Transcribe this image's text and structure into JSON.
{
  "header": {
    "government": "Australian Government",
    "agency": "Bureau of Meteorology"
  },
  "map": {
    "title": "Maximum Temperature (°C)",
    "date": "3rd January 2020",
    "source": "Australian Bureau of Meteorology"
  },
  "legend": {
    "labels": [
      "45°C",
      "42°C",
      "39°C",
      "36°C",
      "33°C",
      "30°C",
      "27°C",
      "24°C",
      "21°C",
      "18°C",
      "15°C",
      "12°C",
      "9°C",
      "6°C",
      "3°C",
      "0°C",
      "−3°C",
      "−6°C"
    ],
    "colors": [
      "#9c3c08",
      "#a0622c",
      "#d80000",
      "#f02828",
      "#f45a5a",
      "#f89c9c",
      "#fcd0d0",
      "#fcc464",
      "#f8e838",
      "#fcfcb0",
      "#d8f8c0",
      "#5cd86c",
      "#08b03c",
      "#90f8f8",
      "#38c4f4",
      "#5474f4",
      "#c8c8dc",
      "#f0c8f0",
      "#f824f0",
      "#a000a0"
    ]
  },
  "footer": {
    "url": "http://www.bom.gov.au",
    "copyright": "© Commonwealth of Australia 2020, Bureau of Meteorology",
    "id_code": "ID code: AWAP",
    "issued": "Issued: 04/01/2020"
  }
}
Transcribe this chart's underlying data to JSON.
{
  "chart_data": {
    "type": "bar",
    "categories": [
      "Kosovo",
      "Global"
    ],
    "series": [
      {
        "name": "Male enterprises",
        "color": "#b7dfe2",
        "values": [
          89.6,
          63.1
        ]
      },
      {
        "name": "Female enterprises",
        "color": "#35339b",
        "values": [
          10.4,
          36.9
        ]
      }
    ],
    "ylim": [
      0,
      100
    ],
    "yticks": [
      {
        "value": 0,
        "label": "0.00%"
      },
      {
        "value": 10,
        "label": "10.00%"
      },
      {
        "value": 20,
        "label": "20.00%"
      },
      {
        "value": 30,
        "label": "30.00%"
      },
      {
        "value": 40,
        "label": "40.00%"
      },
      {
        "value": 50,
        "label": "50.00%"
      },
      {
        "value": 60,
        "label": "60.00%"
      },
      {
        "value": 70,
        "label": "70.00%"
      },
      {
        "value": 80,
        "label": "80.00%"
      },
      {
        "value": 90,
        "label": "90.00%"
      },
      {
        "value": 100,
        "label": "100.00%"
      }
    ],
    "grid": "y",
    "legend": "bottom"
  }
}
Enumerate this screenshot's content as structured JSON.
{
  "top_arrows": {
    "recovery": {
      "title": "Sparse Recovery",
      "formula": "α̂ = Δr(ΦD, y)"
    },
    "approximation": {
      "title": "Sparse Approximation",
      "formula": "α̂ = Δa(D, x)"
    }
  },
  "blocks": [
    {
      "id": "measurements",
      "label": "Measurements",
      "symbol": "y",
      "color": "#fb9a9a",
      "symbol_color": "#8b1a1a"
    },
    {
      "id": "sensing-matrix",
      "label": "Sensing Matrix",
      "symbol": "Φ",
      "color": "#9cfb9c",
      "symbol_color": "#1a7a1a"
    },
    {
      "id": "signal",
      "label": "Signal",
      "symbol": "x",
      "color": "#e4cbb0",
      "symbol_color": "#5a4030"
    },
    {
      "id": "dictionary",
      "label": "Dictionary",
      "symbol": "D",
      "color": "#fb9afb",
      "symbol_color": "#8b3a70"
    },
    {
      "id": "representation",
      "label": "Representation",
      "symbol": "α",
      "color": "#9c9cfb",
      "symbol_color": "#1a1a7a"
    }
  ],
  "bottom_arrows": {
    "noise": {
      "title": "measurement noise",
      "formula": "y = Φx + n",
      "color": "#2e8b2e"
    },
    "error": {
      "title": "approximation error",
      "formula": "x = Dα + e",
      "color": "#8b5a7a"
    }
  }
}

---

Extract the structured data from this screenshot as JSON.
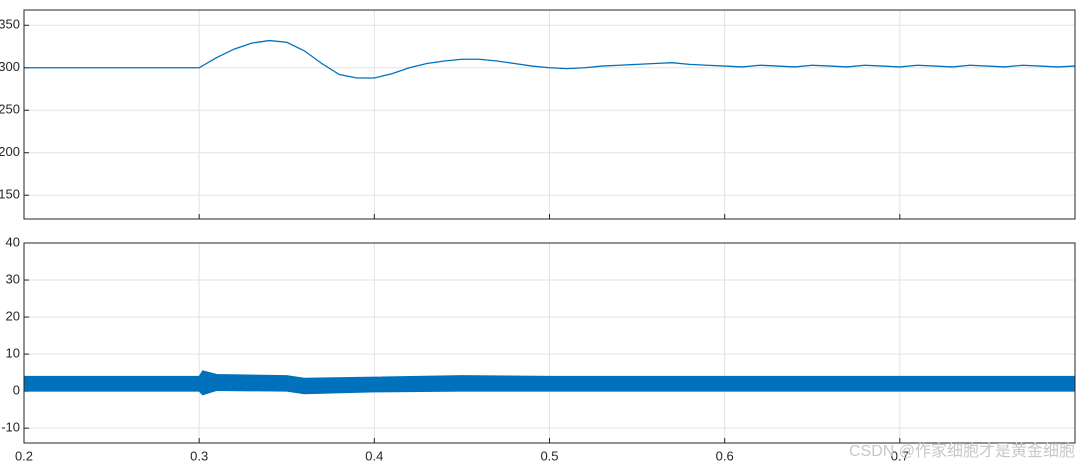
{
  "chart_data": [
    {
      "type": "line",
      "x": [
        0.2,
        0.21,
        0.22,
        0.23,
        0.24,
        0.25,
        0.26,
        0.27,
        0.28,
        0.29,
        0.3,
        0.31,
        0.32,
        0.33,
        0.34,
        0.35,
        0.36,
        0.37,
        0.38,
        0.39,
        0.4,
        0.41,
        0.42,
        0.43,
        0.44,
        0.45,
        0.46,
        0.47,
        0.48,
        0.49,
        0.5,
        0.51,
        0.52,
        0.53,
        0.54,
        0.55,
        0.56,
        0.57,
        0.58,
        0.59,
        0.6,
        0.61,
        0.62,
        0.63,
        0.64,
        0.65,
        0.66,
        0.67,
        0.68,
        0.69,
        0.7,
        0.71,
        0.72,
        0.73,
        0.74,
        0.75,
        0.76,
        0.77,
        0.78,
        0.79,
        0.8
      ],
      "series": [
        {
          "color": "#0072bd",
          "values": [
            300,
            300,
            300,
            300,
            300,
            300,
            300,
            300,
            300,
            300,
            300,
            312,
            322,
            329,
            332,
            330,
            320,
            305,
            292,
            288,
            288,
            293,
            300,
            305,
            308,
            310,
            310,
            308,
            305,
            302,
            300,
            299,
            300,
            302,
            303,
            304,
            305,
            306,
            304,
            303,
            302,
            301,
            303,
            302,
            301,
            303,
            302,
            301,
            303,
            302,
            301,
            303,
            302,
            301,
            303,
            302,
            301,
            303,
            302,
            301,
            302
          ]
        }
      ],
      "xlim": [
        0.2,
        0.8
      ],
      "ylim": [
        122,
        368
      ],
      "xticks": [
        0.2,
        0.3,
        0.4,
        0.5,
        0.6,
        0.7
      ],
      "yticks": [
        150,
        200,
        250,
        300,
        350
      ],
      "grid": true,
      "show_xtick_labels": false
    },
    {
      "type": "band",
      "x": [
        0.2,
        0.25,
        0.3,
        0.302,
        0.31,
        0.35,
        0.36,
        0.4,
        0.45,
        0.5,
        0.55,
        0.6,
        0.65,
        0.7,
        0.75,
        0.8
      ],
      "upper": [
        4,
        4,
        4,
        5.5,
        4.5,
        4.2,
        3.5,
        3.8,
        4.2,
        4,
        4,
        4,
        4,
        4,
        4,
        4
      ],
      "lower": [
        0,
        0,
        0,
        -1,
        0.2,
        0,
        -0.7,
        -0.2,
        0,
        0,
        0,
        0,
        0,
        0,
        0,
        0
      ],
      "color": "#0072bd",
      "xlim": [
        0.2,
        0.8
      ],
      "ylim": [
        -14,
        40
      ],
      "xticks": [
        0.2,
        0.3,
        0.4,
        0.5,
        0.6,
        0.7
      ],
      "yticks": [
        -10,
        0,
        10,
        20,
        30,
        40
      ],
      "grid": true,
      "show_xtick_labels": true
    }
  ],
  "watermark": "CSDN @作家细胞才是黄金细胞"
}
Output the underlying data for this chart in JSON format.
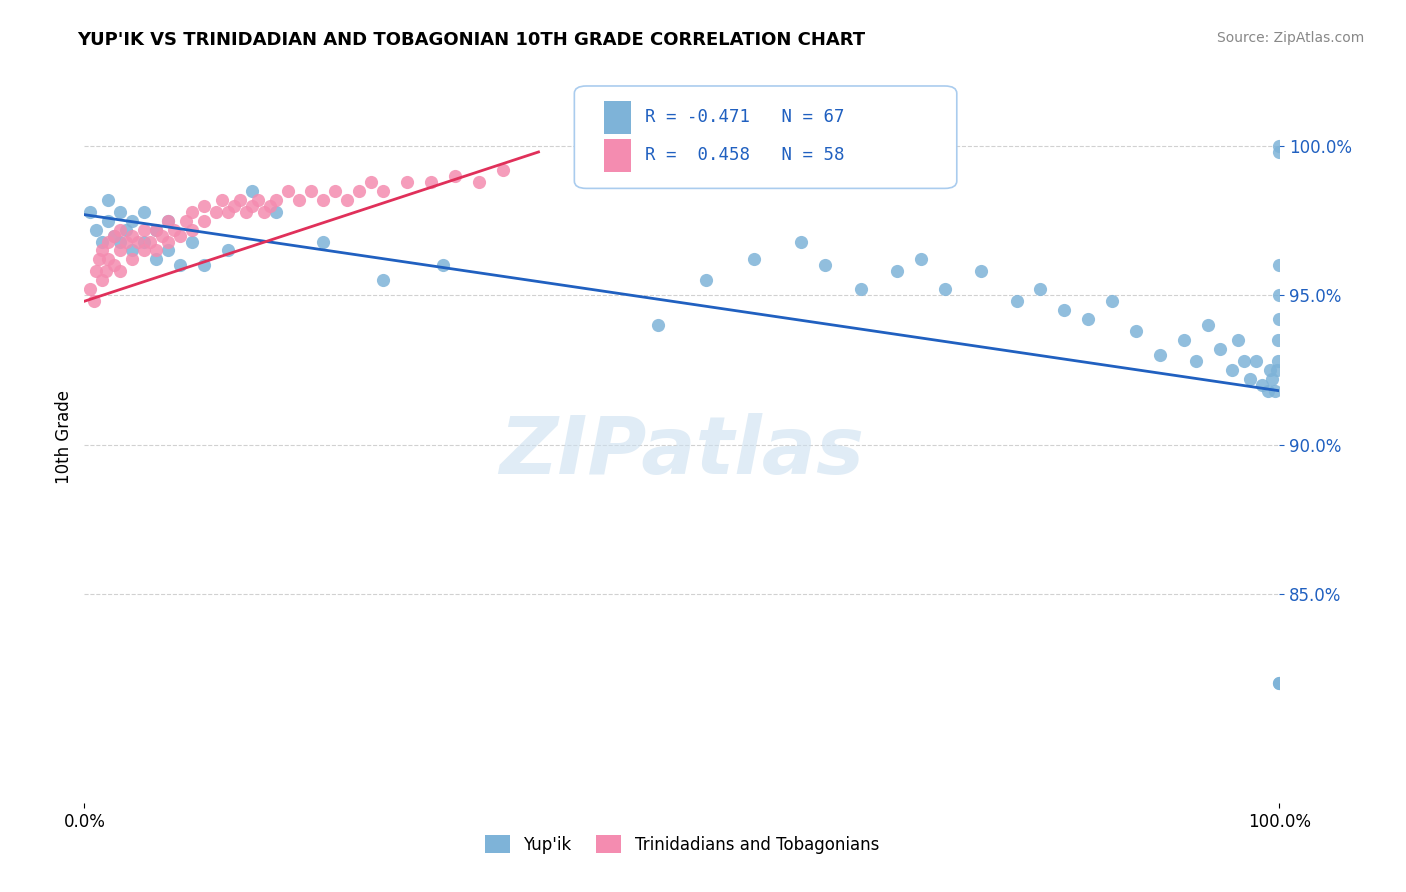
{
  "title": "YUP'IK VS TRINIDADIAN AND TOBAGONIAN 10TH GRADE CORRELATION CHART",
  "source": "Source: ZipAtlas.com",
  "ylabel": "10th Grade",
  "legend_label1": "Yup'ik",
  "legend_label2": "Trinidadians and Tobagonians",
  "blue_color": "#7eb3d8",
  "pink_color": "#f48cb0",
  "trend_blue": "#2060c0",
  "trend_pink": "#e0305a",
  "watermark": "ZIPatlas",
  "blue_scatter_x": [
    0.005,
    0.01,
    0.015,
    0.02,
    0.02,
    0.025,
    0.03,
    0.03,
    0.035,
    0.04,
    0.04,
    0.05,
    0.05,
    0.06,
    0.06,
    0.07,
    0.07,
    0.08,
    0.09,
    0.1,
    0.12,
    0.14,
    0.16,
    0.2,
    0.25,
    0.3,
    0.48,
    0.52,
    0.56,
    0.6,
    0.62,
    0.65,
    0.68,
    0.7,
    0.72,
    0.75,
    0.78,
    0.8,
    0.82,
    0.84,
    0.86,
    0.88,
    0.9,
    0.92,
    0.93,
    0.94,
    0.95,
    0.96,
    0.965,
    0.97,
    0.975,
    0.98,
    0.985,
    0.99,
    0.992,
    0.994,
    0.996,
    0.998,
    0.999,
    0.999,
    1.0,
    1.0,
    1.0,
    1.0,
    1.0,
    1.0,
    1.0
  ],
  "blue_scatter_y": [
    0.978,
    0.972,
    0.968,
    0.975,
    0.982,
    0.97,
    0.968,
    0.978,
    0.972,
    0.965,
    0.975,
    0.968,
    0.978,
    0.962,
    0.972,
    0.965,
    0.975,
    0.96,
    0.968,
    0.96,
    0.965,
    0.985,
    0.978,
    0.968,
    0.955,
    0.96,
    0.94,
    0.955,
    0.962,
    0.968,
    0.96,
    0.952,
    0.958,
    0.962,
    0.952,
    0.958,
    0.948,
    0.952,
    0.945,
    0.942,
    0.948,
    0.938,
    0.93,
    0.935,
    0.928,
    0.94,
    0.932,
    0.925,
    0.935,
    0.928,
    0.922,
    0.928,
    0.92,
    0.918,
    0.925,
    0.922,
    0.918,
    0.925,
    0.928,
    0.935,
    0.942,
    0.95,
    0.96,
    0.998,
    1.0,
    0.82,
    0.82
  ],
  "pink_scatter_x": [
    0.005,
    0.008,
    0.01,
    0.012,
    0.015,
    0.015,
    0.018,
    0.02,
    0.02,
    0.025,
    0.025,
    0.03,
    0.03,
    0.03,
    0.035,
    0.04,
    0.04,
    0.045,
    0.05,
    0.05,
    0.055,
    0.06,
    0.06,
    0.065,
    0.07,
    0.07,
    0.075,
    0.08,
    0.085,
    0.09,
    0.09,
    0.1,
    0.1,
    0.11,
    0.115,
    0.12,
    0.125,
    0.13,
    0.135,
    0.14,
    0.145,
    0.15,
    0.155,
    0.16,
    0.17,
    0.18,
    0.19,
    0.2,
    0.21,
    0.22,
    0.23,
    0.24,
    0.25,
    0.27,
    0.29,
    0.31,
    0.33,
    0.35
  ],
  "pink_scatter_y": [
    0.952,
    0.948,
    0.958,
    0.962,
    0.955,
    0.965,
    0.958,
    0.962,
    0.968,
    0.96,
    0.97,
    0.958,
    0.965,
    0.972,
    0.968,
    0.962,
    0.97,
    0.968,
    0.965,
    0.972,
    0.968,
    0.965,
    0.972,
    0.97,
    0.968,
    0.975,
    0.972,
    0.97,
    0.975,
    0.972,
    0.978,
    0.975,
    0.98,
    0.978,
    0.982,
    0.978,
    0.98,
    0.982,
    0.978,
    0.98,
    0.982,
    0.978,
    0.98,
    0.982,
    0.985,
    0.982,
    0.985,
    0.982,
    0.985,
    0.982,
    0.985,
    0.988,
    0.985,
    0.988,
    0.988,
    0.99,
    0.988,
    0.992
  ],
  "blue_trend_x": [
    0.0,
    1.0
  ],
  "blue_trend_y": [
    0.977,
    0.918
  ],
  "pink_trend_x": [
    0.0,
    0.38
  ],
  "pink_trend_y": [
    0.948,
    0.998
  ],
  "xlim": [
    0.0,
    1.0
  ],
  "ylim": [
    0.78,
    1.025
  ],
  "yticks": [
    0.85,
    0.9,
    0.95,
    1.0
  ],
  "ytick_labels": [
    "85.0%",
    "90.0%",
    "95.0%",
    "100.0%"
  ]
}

* * *

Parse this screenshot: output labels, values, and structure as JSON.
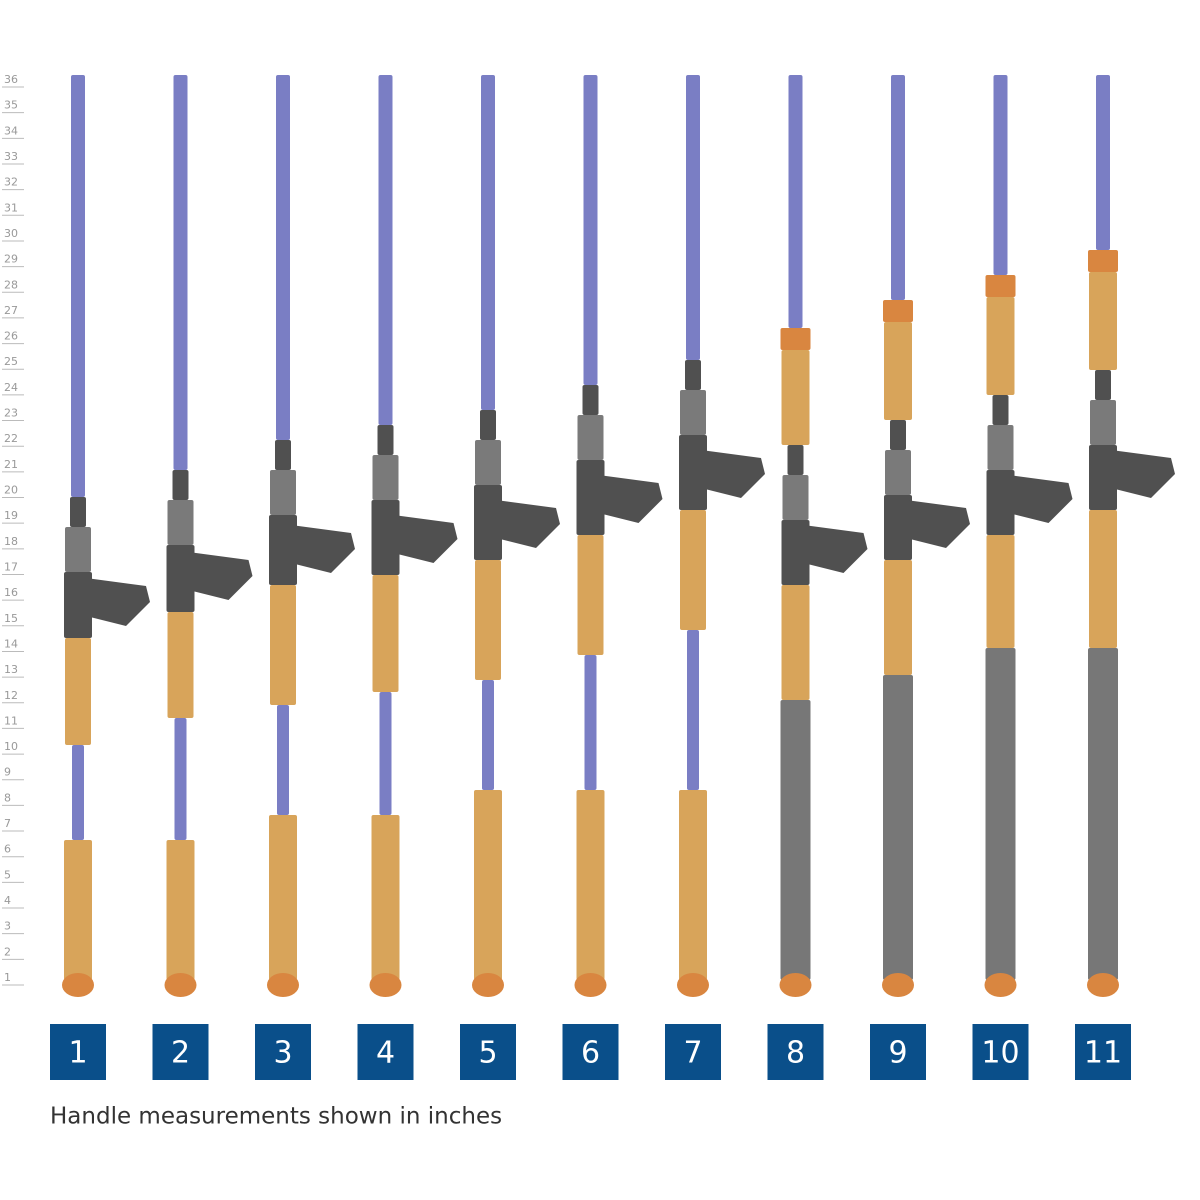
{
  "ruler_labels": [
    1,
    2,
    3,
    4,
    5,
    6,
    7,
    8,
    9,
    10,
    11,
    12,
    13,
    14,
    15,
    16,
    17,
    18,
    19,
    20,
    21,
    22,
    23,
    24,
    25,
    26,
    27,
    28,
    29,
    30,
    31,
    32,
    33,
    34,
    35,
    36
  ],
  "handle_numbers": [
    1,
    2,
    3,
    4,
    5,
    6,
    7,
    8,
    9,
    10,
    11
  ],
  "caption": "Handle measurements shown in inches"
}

> **WRITTEN REQUEST**
Copy every line that includes the string "watermark" from the material above.

> **WRITTEN ANSWER**
  "watermark": "CSDN @作家细胞才是黄金细胞"
  "watermark": "ZIPatlas",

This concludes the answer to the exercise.